→ GIVEN TASK: Read the entries below and pull out each line with the string "body".

→ Excerpt from a dataset:
▼▼▼
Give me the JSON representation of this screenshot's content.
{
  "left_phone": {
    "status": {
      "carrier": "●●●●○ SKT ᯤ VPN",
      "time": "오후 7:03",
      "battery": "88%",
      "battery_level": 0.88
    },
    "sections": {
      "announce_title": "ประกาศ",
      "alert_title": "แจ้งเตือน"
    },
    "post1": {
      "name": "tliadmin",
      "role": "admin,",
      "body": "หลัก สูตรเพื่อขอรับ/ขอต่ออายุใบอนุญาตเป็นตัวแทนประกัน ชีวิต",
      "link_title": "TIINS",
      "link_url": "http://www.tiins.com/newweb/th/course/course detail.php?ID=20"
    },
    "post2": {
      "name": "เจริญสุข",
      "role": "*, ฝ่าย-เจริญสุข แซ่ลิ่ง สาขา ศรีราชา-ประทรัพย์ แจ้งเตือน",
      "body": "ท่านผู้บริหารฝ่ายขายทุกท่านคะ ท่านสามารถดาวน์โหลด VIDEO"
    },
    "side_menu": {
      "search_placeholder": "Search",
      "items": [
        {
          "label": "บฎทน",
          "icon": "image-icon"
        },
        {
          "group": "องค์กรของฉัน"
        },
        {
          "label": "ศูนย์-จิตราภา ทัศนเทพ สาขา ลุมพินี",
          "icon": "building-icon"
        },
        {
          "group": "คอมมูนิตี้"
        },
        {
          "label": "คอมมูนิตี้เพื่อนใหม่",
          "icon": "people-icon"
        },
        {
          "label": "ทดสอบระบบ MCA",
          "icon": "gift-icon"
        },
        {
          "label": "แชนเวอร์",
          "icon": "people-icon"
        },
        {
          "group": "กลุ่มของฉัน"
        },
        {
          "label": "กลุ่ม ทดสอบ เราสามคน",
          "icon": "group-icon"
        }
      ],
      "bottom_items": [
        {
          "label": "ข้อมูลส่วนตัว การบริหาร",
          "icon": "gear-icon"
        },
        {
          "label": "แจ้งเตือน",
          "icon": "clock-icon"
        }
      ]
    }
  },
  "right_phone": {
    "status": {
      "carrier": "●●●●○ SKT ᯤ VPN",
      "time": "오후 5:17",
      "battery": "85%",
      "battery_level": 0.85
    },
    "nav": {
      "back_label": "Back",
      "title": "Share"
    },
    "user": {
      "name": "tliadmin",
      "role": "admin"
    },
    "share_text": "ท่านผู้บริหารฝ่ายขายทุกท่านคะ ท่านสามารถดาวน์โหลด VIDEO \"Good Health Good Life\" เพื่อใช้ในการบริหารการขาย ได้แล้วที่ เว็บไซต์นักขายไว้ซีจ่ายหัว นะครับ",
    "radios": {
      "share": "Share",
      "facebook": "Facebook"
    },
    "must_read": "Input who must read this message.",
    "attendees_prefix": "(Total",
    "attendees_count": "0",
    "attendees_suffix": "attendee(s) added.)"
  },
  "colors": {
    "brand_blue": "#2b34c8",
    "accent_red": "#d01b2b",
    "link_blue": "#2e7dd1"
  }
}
▲▲▲
→ WRITTEN RESPONSE:
      "body": "หลัก สูตรเพื่อขอรับ/ขอต่ออายุใบอนุญาตเป็นตัวแทนประกัน ชีวิต",
      "body": "ท่านผู้บริหารฝ่ายขายทุกท่านคะ ท่านสามารถดาวน์โหลด VIDEO"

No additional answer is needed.